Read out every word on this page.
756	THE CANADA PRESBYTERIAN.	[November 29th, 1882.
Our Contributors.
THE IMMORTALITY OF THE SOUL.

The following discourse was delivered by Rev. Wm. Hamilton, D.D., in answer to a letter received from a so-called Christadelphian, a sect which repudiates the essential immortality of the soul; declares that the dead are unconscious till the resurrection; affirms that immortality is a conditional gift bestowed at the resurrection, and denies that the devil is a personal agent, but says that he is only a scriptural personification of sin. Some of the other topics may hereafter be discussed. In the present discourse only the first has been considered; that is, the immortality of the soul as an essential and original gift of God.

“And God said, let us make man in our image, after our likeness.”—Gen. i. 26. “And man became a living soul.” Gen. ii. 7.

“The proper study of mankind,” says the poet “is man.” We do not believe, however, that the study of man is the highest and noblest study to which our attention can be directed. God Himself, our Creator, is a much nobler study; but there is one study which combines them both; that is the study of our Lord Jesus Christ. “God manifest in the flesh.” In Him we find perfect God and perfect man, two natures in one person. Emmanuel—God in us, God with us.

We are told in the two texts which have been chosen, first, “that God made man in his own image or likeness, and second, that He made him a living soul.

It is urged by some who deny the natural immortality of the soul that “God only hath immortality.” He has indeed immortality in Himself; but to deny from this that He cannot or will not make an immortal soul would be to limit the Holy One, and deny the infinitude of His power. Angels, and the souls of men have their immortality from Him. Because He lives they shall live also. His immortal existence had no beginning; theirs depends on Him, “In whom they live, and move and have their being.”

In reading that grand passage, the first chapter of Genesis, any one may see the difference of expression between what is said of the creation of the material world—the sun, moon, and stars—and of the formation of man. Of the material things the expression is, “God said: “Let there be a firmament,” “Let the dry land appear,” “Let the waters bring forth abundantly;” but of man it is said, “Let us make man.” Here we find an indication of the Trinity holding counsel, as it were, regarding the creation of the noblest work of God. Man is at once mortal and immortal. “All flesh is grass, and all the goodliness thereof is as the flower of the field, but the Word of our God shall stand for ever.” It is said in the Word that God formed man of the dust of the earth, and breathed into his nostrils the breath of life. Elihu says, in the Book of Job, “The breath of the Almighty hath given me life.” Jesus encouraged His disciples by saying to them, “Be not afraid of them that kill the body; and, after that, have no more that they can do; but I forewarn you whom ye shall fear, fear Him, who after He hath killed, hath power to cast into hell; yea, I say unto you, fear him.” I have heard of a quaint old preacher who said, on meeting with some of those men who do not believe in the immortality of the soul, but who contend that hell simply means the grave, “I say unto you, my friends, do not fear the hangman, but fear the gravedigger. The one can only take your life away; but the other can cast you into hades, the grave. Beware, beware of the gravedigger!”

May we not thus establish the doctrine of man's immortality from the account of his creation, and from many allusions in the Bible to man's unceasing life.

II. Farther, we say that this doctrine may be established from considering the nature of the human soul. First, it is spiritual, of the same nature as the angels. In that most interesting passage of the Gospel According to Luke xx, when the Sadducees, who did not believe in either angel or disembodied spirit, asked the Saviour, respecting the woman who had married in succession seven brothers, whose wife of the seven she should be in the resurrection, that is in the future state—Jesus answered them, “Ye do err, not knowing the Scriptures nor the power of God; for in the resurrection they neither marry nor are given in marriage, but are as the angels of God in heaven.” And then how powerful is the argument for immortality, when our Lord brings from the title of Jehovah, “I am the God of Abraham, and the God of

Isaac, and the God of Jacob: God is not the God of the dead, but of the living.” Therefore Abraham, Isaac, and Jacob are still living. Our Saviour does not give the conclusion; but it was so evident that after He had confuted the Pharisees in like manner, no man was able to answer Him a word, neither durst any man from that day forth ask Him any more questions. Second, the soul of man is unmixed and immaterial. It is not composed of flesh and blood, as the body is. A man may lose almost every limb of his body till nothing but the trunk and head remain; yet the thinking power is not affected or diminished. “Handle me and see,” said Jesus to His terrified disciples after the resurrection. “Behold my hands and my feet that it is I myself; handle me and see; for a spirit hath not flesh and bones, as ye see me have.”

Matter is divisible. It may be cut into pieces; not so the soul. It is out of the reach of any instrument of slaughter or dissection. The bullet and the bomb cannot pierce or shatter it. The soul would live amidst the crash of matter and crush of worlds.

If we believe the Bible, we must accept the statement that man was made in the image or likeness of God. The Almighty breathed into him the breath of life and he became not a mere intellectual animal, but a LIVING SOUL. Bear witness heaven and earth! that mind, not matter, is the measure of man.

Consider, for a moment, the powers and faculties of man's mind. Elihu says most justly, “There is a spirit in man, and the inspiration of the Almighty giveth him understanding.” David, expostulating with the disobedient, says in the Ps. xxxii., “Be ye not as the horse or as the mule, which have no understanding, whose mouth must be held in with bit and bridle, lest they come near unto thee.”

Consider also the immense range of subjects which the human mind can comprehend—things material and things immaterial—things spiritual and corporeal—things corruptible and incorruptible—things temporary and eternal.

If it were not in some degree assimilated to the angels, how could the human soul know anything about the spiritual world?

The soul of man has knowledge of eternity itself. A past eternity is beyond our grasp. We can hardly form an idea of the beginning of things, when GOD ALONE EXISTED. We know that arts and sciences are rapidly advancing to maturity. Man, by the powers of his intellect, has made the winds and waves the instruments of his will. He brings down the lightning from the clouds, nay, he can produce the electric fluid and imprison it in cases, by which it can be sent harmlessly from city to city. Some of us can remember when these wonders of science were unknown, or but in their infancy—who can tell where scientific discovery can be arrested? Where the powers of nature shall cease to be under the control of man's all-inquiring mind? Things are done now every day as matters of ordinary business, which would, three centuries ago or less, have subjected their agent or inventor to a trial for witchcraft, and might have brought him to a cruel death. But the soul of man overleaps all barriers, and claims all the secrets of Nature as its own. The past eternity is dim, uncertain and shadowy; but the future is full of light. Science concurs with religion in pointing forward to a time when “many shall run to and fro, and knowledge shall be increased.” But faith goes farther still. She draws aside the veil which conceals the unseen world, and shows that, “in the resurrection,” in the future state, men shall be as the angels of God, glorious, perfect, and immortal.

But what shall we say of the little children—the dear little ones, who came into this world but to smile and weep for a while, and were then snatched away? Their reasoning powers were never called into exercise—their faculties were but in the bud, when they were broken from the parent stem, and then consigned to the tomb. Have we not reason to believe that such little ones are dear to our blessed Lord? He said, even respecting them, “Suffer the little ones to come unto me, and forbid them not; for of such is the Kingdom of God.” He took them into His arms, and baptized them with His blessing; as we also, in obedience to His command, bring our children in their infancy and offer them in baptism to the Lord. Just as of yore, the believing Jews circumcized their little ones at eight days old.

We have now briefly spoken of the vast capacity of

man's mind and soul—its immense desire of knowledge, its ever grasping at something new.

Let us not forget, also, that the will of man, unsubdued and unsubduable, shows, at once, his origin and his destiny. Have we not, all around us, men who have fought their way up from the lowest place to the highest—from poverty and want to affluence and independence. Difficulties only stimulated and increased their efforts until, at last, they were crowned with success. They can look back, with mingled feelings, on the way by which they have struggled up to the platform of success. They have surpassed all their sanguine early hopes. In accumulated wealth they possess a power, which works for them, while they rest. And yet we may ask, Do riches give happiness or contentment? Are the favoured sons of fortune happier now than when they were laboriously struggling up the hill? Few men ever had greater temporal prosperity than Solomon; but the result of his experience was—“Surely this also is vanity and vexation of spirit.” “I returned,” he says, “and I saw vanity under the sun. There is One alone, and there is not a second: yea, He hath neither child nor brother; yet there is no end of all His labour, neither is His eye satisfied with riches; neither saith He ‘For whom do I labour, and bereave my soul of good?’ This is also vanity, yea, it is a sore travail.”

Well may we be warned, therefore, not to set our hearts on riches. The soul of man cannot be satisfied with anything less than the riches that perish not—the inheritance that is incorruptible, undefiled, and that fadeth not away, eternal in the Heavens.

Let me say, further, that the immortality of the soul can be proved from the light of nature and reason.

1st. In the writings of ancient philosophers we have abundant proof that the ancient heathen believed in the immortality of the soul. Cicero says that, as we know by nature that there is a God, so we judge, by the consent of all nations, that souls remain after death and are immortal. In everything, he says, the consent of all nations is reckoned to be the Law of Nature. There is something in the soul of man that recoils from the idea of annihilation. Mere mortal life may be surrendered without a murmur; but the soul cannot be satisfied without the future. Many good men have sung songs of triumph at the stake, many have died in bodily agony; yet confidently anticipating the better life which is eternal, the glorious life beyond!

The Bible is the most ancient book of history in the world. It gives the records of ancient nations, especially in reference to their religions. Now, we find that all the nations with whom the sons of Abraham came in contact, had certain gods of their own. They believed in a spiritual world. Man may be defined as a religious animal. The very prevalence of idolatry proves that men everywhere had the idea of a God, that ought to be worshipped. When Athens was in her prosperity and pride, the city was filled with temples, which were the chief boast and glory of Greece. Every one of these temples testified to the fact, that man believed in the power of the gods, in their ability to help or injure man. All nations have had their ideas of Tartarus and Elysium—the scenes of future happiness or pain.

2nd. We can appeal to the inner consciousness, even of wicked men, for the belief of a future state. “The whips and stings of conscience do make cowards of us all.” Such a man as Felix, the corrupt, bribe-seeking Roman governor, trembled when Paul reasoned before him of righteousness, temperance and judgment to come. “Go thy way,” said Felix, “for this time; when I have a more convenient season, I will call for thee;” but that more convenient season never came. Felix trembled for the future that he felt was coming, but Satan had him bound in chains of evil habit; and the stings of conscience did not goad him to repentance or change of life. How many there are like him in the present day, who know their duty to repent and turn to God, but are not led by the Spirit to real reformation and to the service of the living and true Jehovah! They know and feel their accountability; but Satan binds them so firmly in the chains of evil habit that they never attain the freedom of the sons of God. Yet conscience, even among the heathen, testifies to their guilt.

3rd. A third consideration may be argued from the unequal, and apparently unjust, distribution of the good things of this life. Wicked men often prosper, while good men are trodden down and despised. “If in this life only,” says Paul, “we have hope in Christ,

_Requirement_
Among the lines of these entries, find those that contain "immense". Give their number and nothing else.

_Result of this exercise_
2